● **DOCUMENT EXTRACT**:
================================
Nature is filled with cylindrical life-forms, from worms to snakes to plant stems. An amusing consequence of this evolution is that there are plenty of organisms resembling the human penis. Some of these phallic species are branded with willy-related scientific names, while others have risen to internet stardom because of a single photo taken from just the right angle.
Here, we honor the most suggestive organisms and, in doing so, pay tribute to some of the funniest scientific reporting. From girthy worms to well-endowed palm trees, here are 10 things in nature that look like penises.
Bizarre 'sea penis' worm gets a rise out of social media https://t.co/U7N4ePmp9l pic.twitter.com/kQFewYKFTXFebruary 25, 2021
The appropriately named penis worms are a group of marine worms with a phallic appearance. Their scientific name, Priapulida, honors the well-endowed Greek god Priapus. The largest Priapulida species grow to around 16 inches (40 centimeters) long, according to a 2013 study published in Zoologischer Anzeiger - A Journal of Comparative Zoology.
Penis worms made a splash on social media in 2021 after Australian freediver Josie Jones photographed a particularly phallic-looking individual and shared the images with a marine research Facebook group, the New York Post reported.
================================
● **ENTRIES PROVIDED**:
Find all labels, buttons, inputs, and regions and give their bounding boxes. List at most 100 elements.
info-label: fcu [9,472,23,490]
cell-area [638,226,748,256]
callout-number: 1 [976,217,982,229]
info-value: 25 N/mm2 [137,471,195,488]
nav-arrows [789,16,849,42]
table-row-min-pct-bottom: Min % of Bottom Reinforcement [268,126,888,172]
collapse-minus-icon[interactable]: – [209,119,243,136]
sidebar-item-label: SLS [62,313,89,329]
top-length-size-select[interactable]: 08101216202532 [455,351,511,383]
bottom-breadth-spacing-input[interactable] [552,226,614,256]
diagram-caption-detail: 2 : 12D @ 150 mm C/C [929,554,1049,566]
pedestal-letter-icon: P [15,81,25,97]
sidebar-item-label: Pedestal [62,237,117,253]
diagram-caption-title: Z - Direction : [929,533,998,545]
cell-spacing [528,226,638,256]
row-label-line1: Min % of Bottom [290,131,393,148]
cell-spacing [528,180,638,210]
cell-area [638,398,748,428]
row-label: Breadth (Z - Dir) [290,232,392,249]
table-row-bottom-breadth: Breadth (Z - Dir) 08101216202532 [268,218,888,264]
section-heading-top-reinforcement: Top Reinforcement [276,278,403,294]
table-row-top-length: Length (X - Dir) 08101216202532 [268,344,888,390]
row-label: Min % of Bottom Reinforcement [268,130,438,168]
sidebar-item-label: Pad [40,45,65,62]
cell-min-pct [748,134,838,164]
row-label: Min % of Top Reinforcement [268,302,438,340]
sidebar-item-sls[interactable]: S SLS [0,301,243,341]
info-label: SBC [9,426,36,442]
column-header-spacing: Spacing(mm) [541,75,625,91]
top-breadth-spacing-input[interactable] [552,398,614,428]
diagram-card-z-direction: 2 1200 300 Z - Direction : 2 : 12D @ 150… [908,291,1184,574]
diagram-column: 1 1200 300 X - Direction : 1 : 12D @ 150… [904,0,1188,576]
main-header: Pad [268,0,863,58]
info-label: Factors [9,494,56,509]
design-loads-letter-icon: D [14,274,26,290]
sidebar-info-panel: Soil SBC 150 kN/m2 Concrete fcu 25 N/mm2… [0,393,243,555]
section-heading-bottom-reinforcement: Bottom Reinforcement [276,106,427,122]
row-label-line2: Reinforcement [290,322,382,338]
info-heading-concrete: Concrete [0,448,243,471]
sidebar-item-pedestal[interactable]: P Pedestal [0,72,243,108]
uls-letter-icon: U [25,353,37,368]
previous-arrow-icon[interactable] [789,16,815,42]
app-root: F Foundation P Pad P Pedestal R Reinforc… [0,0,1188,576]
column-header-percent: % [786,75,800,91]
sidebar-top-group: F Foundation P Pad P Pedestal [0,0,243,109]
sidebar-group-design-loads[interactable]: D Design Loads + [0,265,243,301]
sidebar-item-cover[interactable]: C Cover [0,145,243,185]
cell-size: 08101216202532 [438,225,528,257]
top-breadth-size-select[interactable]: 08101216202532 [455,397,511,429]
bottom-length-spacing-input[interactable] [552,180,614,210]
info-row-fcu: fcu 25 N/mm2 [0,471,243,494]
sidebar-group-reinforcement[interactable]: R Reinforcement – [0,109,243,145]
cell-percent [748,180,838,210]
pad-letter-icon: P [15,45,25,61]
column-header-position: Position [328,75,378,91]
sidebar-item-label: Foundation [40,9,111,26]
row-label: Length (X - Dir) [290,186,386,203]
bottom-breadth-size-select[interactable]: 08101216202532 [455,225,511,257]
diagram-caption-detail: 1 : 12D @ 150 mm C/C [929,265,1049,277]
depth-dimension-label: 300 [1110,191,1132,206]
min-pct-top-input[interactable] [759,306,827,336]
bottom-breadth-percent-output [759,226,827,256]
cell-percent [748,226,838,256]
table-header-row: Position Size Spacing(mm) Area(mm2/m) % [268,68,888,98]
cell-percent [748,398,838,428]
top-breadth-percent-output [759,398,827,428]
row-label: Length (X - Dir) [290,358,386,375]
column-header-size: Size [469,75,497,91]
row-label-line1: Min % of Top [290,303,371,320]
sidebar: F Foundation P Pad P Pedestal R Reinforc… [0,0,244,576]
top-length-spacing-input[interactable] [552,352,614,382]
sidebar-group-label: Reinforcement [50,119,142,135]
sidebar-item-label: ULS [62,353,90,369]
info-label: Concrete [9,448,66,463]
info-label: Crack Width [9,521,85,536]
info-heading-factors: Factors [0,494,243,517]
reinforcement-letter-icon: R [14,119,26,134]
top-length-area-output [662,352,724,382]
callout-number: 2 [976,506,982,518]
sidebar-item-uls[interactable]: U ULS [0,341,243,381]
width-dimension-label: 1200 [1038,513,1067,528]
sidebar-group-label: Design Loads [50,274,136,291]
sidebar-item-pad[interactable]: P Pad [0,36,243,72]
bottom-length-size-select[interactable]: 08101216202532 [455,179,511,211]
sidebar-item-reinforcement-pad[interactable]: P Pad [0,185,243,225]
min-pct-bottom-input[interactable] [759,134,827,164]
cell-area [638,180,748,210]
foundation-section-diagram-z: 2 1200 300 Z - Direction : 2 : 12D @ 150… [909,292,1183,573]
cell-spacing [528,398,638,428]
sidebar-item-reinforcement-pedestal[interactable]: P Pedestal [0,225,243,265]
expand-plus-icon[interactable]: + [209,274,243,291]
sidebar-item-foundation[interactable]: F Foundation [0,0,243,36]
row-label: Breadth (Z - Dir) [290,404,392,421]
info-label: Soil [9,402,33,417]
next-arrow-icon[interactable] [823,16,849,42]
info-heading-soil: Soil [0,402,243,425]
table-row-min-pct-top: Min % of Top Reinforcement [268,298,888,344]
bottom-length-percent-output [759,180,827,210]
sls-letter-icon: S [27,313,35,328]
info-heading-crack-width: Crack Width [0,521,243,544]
================================
● **DIRECTIONS FOR THIS TASK**: Write out the complete article on organisms that look like penises, word for word, with every character and line break unchanged.

● **FINISHED TASK**:
Nature is filled with cylindrical life-forms, from worms to snakes to plant stems. An amusing consequence of this evolution is that there are plenty of organisms resembling the human penis. Some of these phallic species are branded with willy-related scientific names, while others have risen to internet stardom because of a single photo taken from just the right angle.
Here, we honor the most suggestive organisms and, in doing so, pay tribute to some of the funniest scientific reporting. From girthy worms to well-endowed palm trees, here are 10 things in nature that look like penises.
Bizarre 'sea penis' worm gets a rise out of social media https://t.co/U7N4ePmp9l pic.twitter.com/kQFewYKFTXFebruary 25, 2021
The appropriately named penis worms are a group of marine worms with a phallic appearance. Their scientific name, Priapulida, honors the well-endowed Greek god Priapus. The largest Priapulida species grow to around 16 inches (40 centimeters) long, according to a 2013 study published in Zoologischer Anzeiger - A Journal of Comparative Zoology.
Penis worms made a splash on social media in 2021 after Australian freediver Josie Jones photographed a particularly phallic-looking individual and shared the images with a marine research Facebook group, the New York Post reported.